> Goal of the exercise: Set down the data below without change, skipping the pictures it holds.

> Entries:
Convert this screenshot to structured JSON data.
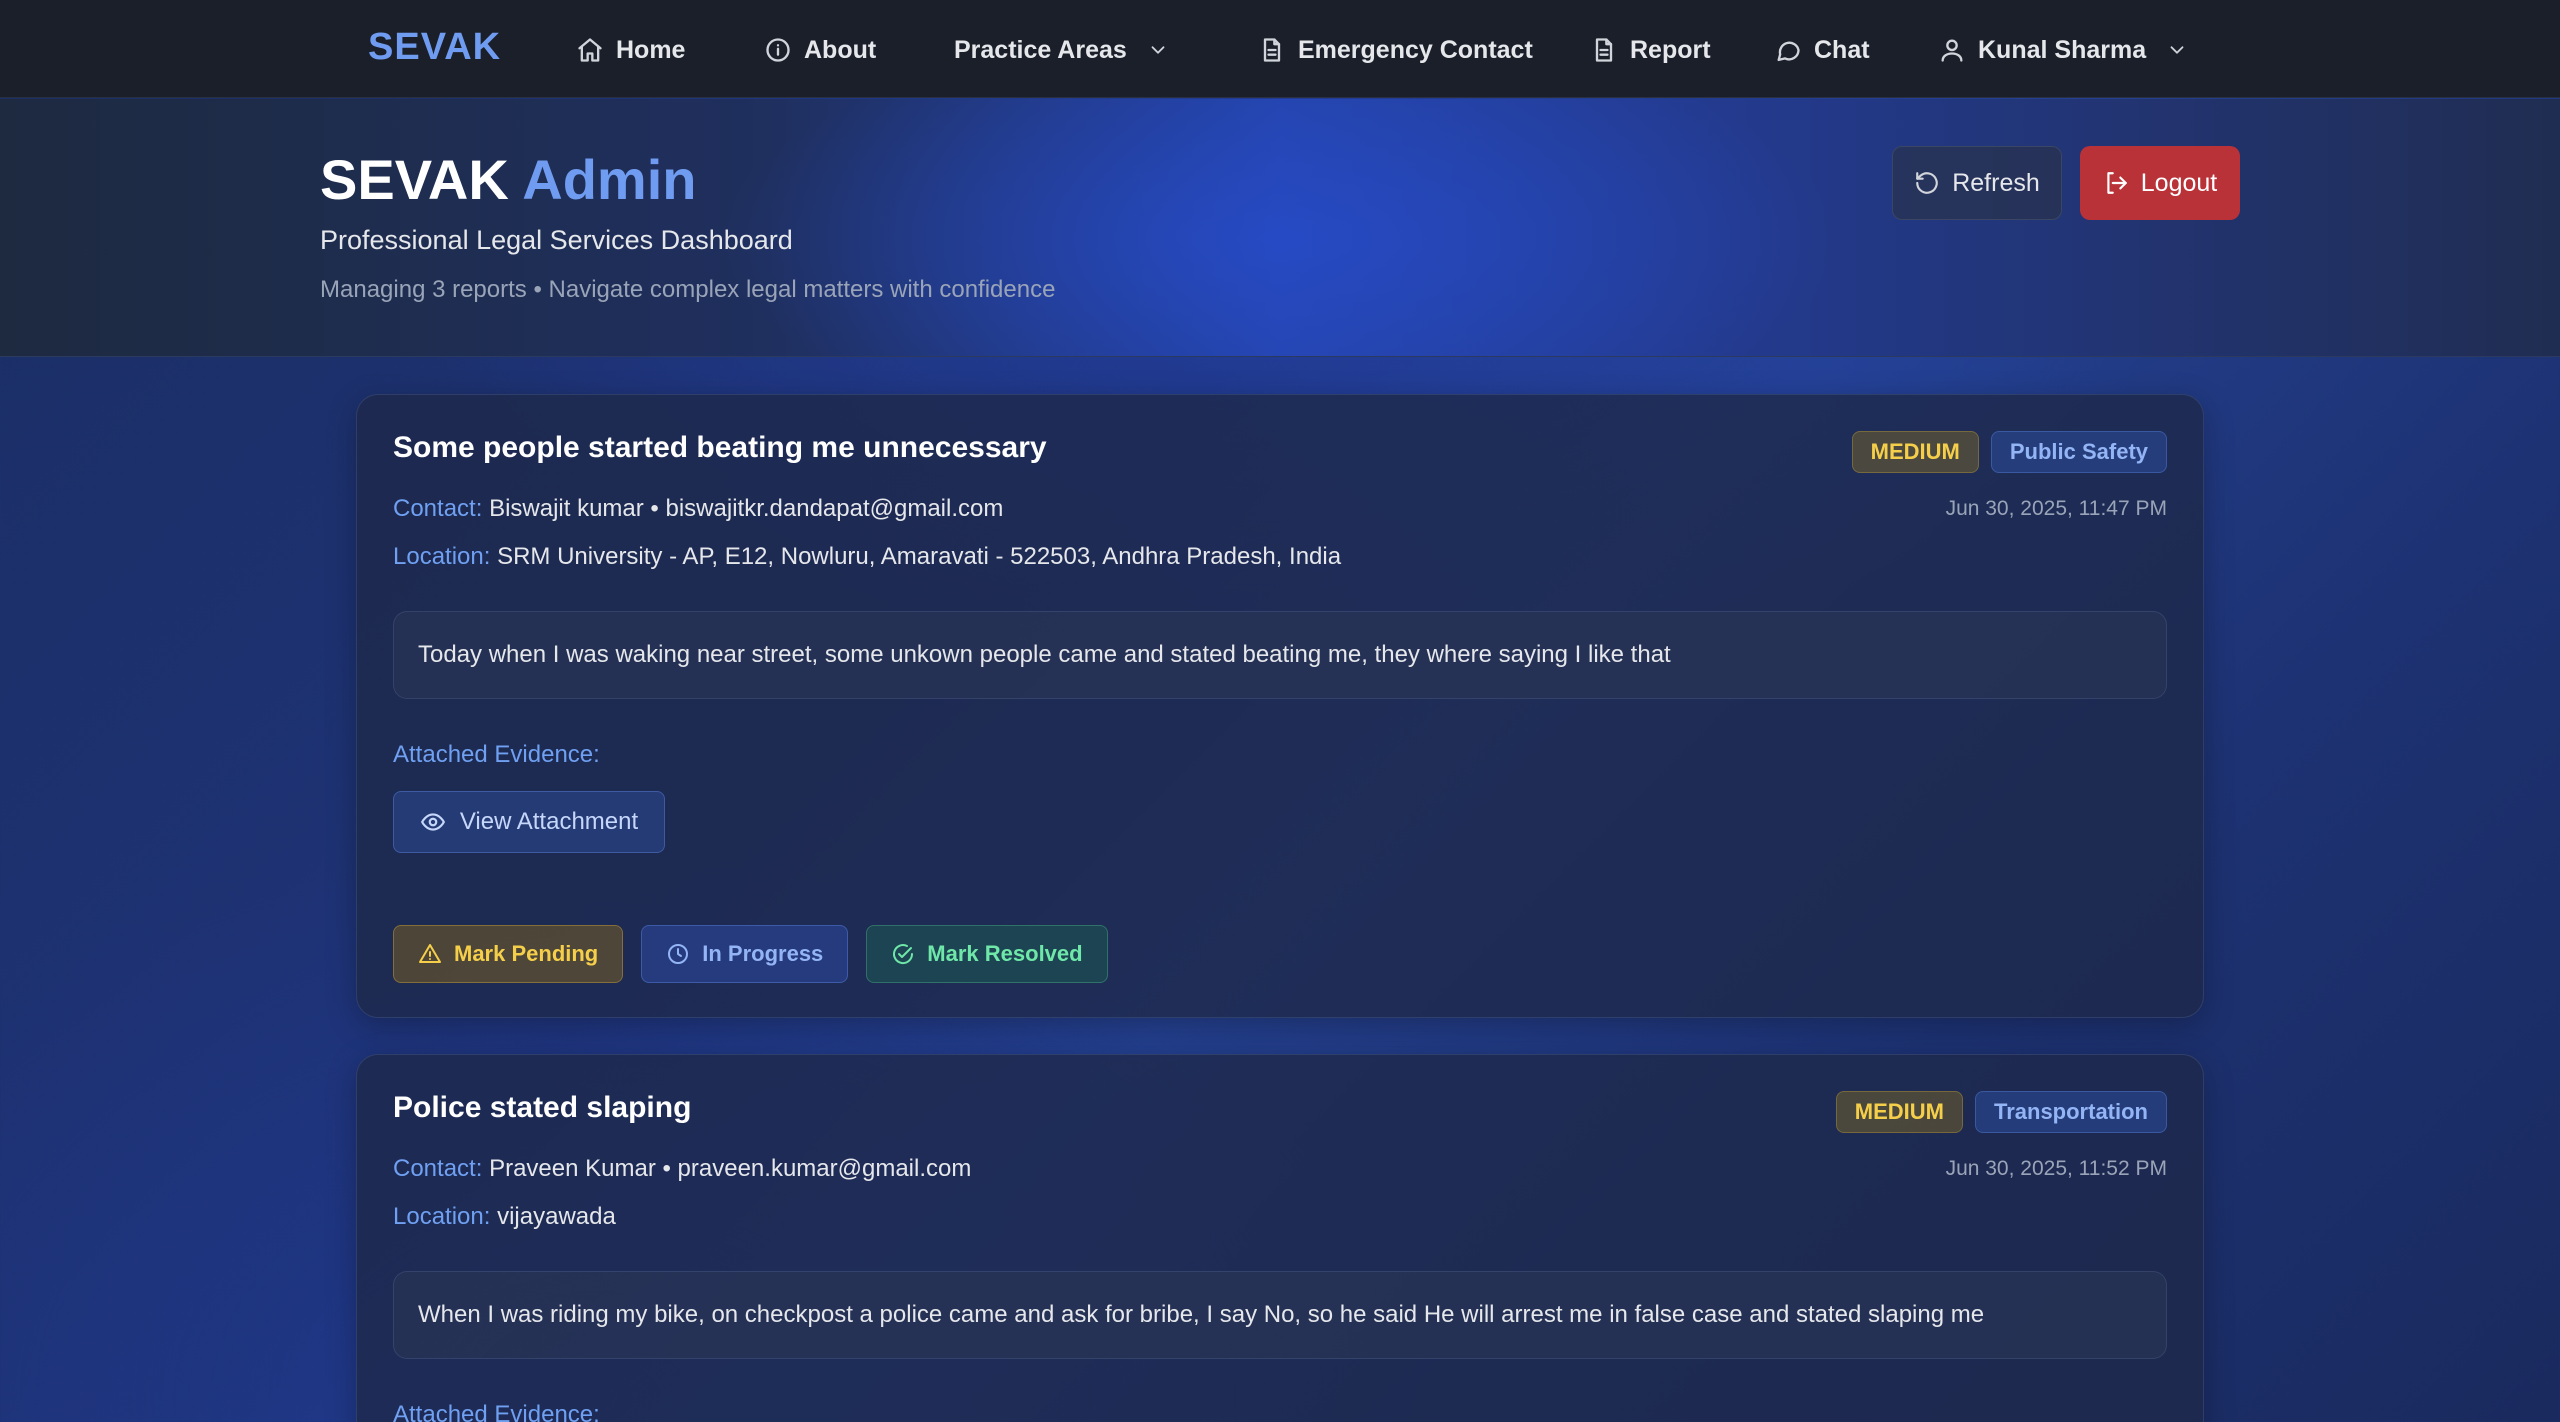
{
  "nav": {
    "brand": "SEVAK",
    "items": [
      {
        "label": "Home",
        "icon": "home-icon"
      },
      {
        "label": "About",
        "icon": "info-icon"
      },
      {
        "label": "Practice Areas",
        "icon": "chevron-down-icon"
      },
      {
        "label": "Emergency Contact",
        "icon": "document-icon"
      },
      {
        "label": "Report",
        "icon": "document-icon"
      },
      {
        "label": "Chat",
        "icon": "chat-bubble-icon"
      },
      {
        "label": "Kunal Sharma",
        "icon": "user-icon"
      }
    ]
  },
  "hero": {
    "title_main": "SEVAK",
    "title_accent": "Admin",
    "subtitle": "Professional Legal Services Dashboard",
    "meta": "Managing 3 reports • Navigate complex legal matters with confidence",
    "refresh_label": "Refresh",
    "logout_label": "Logout"
  },
  "labels": {
    "contact": "Contact:",
    "location": "Location:",
    "evidence": "Attached Evidence:",
    "view_attachment": "View Attachment",
    "mark_pending": "Mark Pending",
    "in_progress": "In Progress",
    "mark_resolved": "Mark Resolved"
  },
  "reports": [
    {
      "title": "Some people started beating me unnecessary",
      "priority": "MEDIUM",
      "category": "Public Safety",
      "contact": "Biswajit kumar • biswajitkr.dandapat@gmail.com",
      "date": "Jun 30, 2025, 11:47 PM",
      "location": "SRM University - AP, E12, Nowluru, Amaravati - 522503, Andhra Pradesh, India",
      "description": "Today when I was waking near street, some unkown people came and stated beating me, they where saying I like that"
    },
    {
      "title": "Police stated slaping",
      "priority": "MEDIUM",
      "category": "Transportation",
      "contact": "Praveen Kumar • praveen.kumar@gmail.com",
      "date": "Jun 30, 2025, 11:52 PM",
      "location": "vijayawada",
      "description": "When I was riding my bike, on checkpost a police came and ask for bribe, I say No, so he said He will arrest me in false case and stated slaping me"
    }
  ],
  "colors": {
    "accent": "#6f9cf0",
    "logout": "#b83238",
    "pending": "#f5cf4a",
    "resolved": "#6ee7a8"
  }
}
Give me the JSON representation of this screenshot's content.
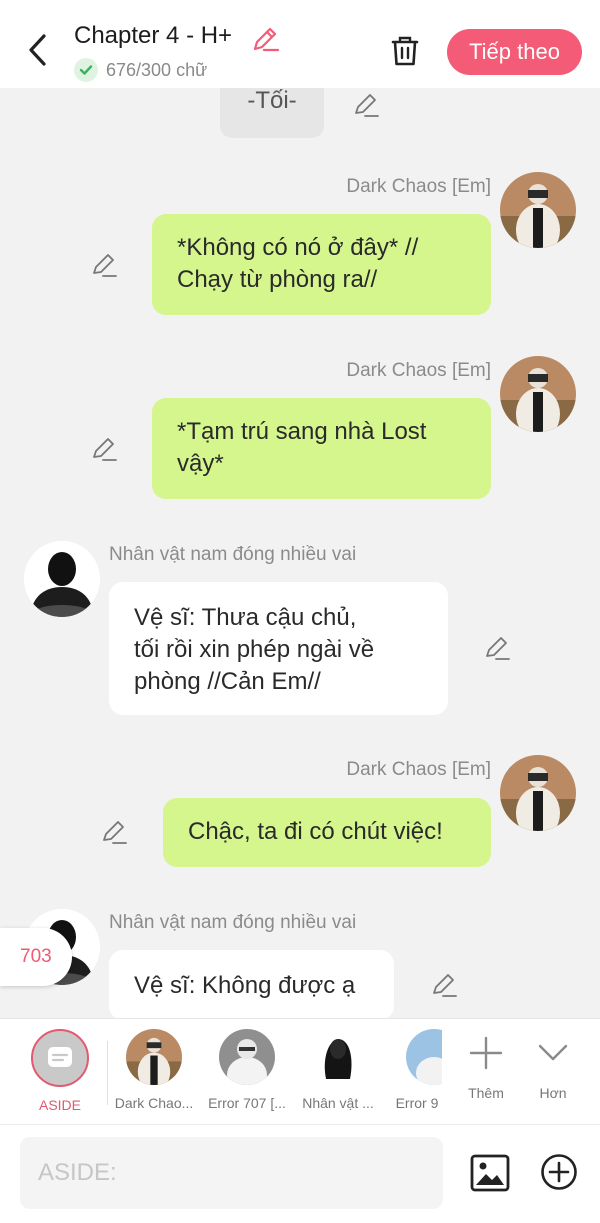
{
  "header": {
    "title": "Chapter 4 - H+",
    "word_count": "676/300 chữ",
    "next_label": "Tiếp theo",
    "accent": "#f45b76"
  },
  "chat": {
    "scene_label": "-Tối-",
    "counter": "703",
    "messages": [
      {
        "side": "right",
        "name": "Dark Chaos [Em]",
        "text_lines": [
          "*Không có nó ở đây* //",
          "Chạy từ phòng ra//"
        ]
      },
      {
        "side": "right",
        "name": "Dark Chaos [Em]",
        "text_lines": [
          "*Tạm trú sang nhà Lost",
          "vậy*"
        ]
      },
      {
        "side": "left",
        "name": "Nhân vật nam đóng nhiều vai",
        "text_lines": [
          "Vệ sĩ: Thưa cậu chủ,",
          "tối rồi xin phép ngài về",
          "phòng //Cản Em//"
        ]
      },
      {
        "side": "right",
        "name": "Dark Chaos [Em]",
        "text_lines": [
          "Chậc, ta đi có chút việc!"
        ]
      },
      {
        "side": "left",
        "name": "Nhân vật nam đóng nhiều vai",
        "text_lines": [
          "Vệ sĩ: Không được ạ"
        ]
      }
    ]
  },
  "characters": {
    "aside_label": "ASIDE",
    "items": [
      "Dark Chao...",
      "Error 707 [...",
      "Nhân vật ...",
      "Error 9"
    ],
    "add_label": "Thêm",
    "more_label": "Hơn"
  },
  "input": {
    "placeholder": "ASIDE:"
  },
  "colors": {
    "bubble_green": "#d5f58d",
    "bubble_white": "#ffffff",
    "background": "#f2f2f2"
  }
}
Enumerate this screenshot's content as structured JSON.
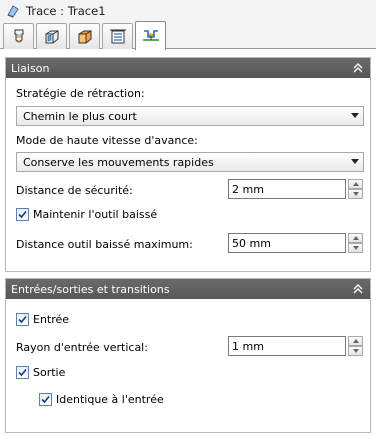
{
  "window": {
    "title": "Trace : Trace1",
    "title_icon": "trace-icon"
  },
  "tabs": [
    {
      "icon": "tool-icon",
      "active": false
    },
    {
      "icon": "cube-outline-icon",
      "active": false
    },
    {
      "icon": "stock-cube-icon",
      "active": false
    },
    {
      "icon": "heights-icon",
      "active": false
    },
    {
      "icon": "linking-icon",
      "active": true
    }
  ],
  "liaison": {
    "header": "Liaison",
    "retract_label": "Stratégie de rétraction:",
    "retract_value": "Chemin le plus court",
    "rapid_label": "Mode de haute vitesse d'avance:",
    "rapid_value": "Conserve les mouvements rapides",
    "safe_distance_label": "Distance de sécurité:",
    "safe_distance_value": "2 mm",
    "keep_tool_down_label": "Maintenir l'outil baissé",
    "keep_tool_down_checked": true,
    "max_stay_down_label": "Distance outil baissé maximum:",
    "max_stay_down_value": "50 mm"
  },
  "leads": {
    "header": "Entrées/sorties et transitions",
    "entry_label": "Entrée",
    "entry_checked": true,
    "vertical_radius_label": "Rayon d'entrée vertical:",
    "vertical_radius_value": "1 mm",
    "exit_label": "Sortie",
    "exit_checked": true,
    "same_as_entry_label": "Identique à l'entrée",
    "same_as_entry_checked": true
  }
}
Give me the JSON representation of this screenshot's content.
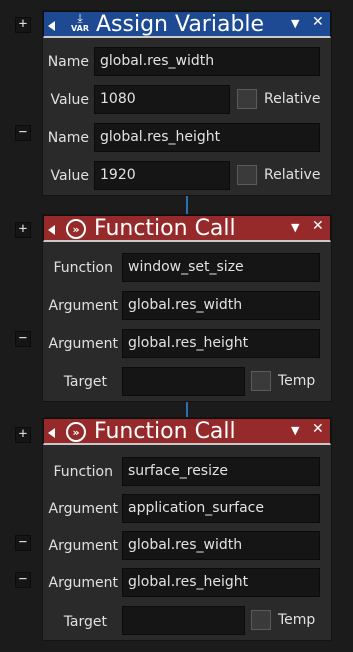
{
  "controls": {
    "expand": "+",
    "collapse": "−",
    "menu": "▼",
    "close": "✕"
  },
  "assign_block": {
    "title": "Assign Variable",
    "icon_label": "VAR",
    "rows": [
      {
        "label": "Name",
        "value": "global.res_width"
      },
      {
        "label": "Value",
        "value": "1080",
        "checkbox_label": "Relative"
      },
      {
        "label": "Name",
        "value": "global.res_height"
      },
      {
        "label": "Value",
        "value": "1920",
        "checkbox_label": "Relative"
      }
    ]
  },
  "function_call_1": {
    "title": "Function Call",
    "icon_label": "»",
    "function_label": "Function",
    "function_value": "window_set_size",
    "arguments": [
      {
        "label": "Argument",
        "value": "global.res_width"
      },
      {
        "label": "Argument",
        "value": "global.res_height"
      }
    ],
    "target_label": "Target",
    "target_value": "",
    "temp_label": "Temp"
  },
  "function_call_2": {
    "title": "Function Call",
    "icon_label": "»",
    "function_label": "Function",
    "function_value": "surface_resize",
    "arguments": [
      {
        "label": "Argument",
        "value": "application_surface"
      },
      {
        "label": "Argument",
        "value": "global.res_width"
      },
      {
        "label": "Argument",
        "value": "global.res_height"
      }
    ],
    "target_label": "Target",
    "target_value": "",
    "temp_label": "Temp"
  }
}
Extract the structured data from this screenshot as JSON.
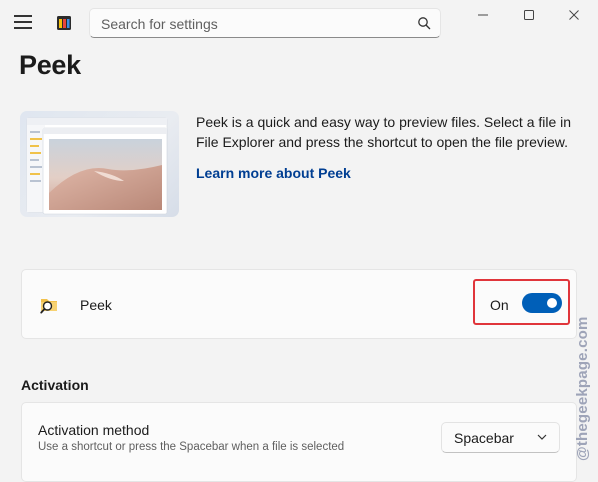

> Full output:
Convert this screenshot to structured JSON data.
{
  "nav": {
    "brand": "SEVAK",
    "items": [
      {
        "label": "Home",
        "icon": "home-icon"
      },
      {
        "label": "About",
        "icon": "info-icon"
      },
      {
        "label": "Practice Areas",
        "icon": "chevron-down-icon"
      },
      {
        "label": "Emergency Contact",
        "icon": "document-icon"
      },
      {
        "label": "Report",
        "icon": "document-icon"
      },
      {
        "label": "Chat",
        "icon": "chat-bubble-icon"
      },
      {
        "label": "Kunal Sharma",
        "icon": "user-icon"
      }
    ]
  },
  "hero": {
    "title_main": "SEVAK",
    "title_accent": "Admin",
    "subtitle": "Professional Legal Services Dashboard",
    "meta": "Managing 3 reports • Navigate complex legal matters with confidence",
    "refresh_label": "Refresh",
    "logout_label": "Logout"
  },
  "labels": {
    "contact": "Contact:",
    "location": "Location:",
    "evidence": "Attached Evidence:",
    "view_attachment": "View Attachment",
    "mark_pending": "Mark Pending",
    "in_progress": "In Progress",
    "mark_resolved": "Mark Resolved"
  },
  "reports": [
    {
      "title": "Some people started beating me unnecessary",
      "priority": "MEDIUM",
      "category": "Public Safety",
      "contact": "Biswajit kumar • biswajitkr.dandapat@gmail.com",
      "date": "Jun 30, 2025, 11:47 PM",
      "location": "SRM University - AP, E12, Nowluru, Amaravati - 522503, Andhra Pradesh, India",
      "description": "Today when I was waking near street, some unkown people came and stated beating me, they where saying I like that"
    },
    {
      "title": "Police stated slaping",
      "priority": "MEDIUM",
      "category": "Transportation",
      "contact": "Praveen Kumar • praveen.kumar@gmail.com",
      "date": "Jun 30, 2025, 11:52 PM",
      "location": "vijayawada",
      "description": "When I was riding my bike, on checkpost a police came and ask for bribe, I say No, so he said He will arrest me in false case and stated slaping me"
    }
  ],
  "colors": {
    "accent": "#6f9cf0",
    "logout": "#b83238",
    "pending": "#f5cf4a",
    "resolved": "#6ee7a8"
  }
}
Give me the JSON representation of this screenshot's content.
{
  "header": {
    "title": "Chapter 4 - H+",
    "word_count": "676/300 chữ",
    "next_label": "Tiếp theo",
    "accent": "#f45b76"
  },
  "chat": {
    "scene_label": "-Tối-",
    "counter": "703",
    "messages": [
      {
        "side": "right",
        "name": "Dark Chaos [Em]",
        "text_lines": [
          "*Không có nó ở đây* //",
          "Chạy từ phòng ra//"
        ]
      },
      {
        "side": "right",
        "name": "Dark Chaos [Em]",
        "text_lines": [
          "*Tạm trú sang nhà Lost",
          "vậy*"
        ]
      },
      {
        "side": "left",
        "name": "Nhân vật nam đóng nhiều vai",
        "text_lines": [
          "Vệ sĩ: Thưa cậu chủ,",
          "tối rồi xin phép ngài về",
          "phòng //Cản Em//"
        ]
      },
      {
        "side": "right",
        "name": "Dark Chaos [Em]",
        "text_lines": [
          "Chậc, ta đi có chút việc!"
        ]
      },
      {
        "side": "left",
        "name": "Nhân vật nam đóng nhiều vai",
        "text_lines": [
          "Vệ sĩ: Không được ạ"
        ]
      }
    ]
  },
  "characters": {
    "aside_label": "ASIDE",
    "items": [
      "Dark Chao...",
      "Error 707 [...",
      "Nhân vật ...",
      "Error 9"
    ],
    "add_label": "Thêm",
    "more_label": "Hơn"
  },
  "input": {
    "placeholder": "ASIDE:"
  },
  "colors": {
    "bubble_green": "#d5f58d",
    "bubble_white": "#ffffff",
    "background": "#f2f2f2"
  }
}
Enumerate this screenshot's content as structured JSON.
{
  "window": {
    "title": "Trace : Trace1",
    "title_icon": "trace-icon"
  },
  "tabs": [
    {
      "icon": "tool-icon",
      "active": false
    },
    {
      "icon": "cube-outline-icon",
      "active": false
    },
    {
      "icon": "stock-cube-icon",
      "active": false
    },
    {
      "icon": "heights-icon",
      "active": false
    },
    {
      "icon": "linking-icon",
      "active": true
    }
  ],
  "liaison": {
    "header": "Liaison",
    "retract_label": "Stratégie de rétraction:",
    "retract_value": "Chemin le plus court",
    "rapid_label": "Mode de haute vitesse d'avance:",
    "rapid_value": "Conserve les mouvements rapides",
    "safe_distance_label": "Distance de sécurité:",
    "safe_distance_value": "2 mm",
    "keep_tool_down_label": "Maintenir l'outil baissé",
    "keep_tool_down_checked": true,
    "max_stay_down_label": "Distance outil baissé maximum:",
    "max_stay_down_value": "50 mm"
  },
  "leads": {
    "header": "Entrées/sorties et transitions",
    "entry_label": "Entrée",
    "entry_checked": true,
    "vertical_radius_label": "Rayon d'entrée vertical:",
    "vertical_radius_value": "1 mm",
    "exit_label": "Sortie",
    "exit_checked": true,
    "same_as_entry_label": "Identique à l'entrée",
    "same_as_entry_checked": true
  }
}
Give me the JSON representation of this screenshot's content.
{
  "controls": {
    "expand": "+",
    "collapse": "−",
    "menu": "▼",
    "close": "✕"
  },
  "assign_block": {
    "title": "Assign Variable",
    "icon_label": "VAR",
    "rows": [
      {
        "label": "Name",
        "value": "global.res_width"
      },
      {
        "label": "Value",
        "value": "1080",
        "checkbox_label": "Relative"
      },
      {
        "label": "Name",
        "value": "global.res_height"
      },
      {
        "label": "Value",
        "value": "1920",
        "checkbox_label": "Relative"
      }
    ]
  },
  "function_call_1": {
    "title": "Function Call",
    "icon_label": "»",
    "function_label": "Function",
    "function_value": "window_set_size",
    "arguments": [
      {
        "label": "Argument",
        "value": "global.res_width"
      },
      {
        "label": "Argument",
        "value": "global.res_height"
      }
    ],
    "target_label": "Target",
    "target_value": "",
    "temp_label": "Temp"
  },
  "function_call_2": {
    "title": "Function Call",
    "icon_label": "»",
    "function_label": "Function",
    "function_value": "surface_resize",
    "arguments": [
      {
        "label": "Argument",
        "value": "application_surface"
      },
      {
        "label": "Argument",
        "value": "global.res_width"
      },
      {
        "label": "Argument",
        "value": "global.res_height"
      }
    ],
    "target_label": "Target",
    "target_value": "",
    "temp_label": "Temp"
  }
}
Extract the structured data from this screenshot as JSON.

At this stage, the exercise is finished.